◆ REQUIREMENTS ◆
Check each line of the data for "tués" and select those that have it.

********************

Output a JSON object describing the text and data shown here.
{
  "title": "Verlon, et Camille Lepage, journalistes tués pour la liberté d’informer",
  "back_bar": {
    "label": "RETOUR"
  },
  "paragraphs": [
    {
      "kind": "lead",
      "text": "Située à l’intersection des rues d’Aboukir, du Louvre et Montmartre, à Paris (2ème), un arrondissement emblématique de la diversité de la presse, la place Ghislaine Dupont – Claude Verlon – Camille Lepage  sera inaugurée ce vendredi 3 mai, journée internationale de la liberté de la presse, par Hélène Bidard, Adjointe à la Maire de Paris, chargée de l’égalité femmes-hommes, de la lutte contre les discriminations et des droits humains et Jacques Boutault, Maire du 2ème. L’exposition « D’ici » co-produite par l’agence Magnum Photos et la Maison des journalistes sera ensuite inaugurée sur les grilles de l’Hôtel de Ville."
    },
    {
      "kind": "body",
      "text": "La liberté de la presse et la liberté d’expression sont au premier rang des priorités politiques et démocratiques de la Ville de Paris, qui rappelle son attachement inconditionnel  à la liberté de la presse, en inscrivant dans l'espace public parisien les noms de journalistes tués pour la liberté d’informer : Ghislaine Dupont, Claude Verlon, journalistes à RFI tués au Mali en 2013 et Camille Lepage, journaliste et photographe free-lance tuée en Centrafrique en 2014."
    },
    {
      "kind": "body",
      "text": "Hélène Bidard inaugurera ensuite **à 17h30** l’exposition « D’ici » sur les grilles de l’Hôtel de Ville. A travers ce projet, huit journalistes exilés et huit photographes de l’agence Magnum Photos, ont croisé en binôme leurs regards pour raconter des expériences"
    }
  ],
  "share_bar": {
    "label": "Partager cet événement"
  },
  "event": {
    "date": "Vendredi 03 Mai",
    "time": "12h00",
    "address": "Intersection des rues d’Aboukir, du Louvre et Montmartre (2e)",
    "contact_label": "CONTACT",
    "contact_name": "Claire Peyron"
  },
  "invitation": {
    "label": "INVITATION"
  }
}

********************

◆ RESULT BELOW ◆
  "title": "Verlon, et Camille Lepage, journalistes tués pour la liberté d’informer",
      "text": "La liberté de la presse et la liberté d’expression sont au premier rang des priorités politiques et démocratiques de la Ville de Paris, qui rappelle son attachement inconditionnel  à la liberté de la presse, en inscrivant dans l'espace public parisien les noms de journalistes tués pour la liberté d’informer : Ghislaine Dupont, Claude Verlon, journalistes à RFI tués au Mali en 2013 et Camille Lepage, journaliste et photographe free-lance tuée en Centrafrique en 2014."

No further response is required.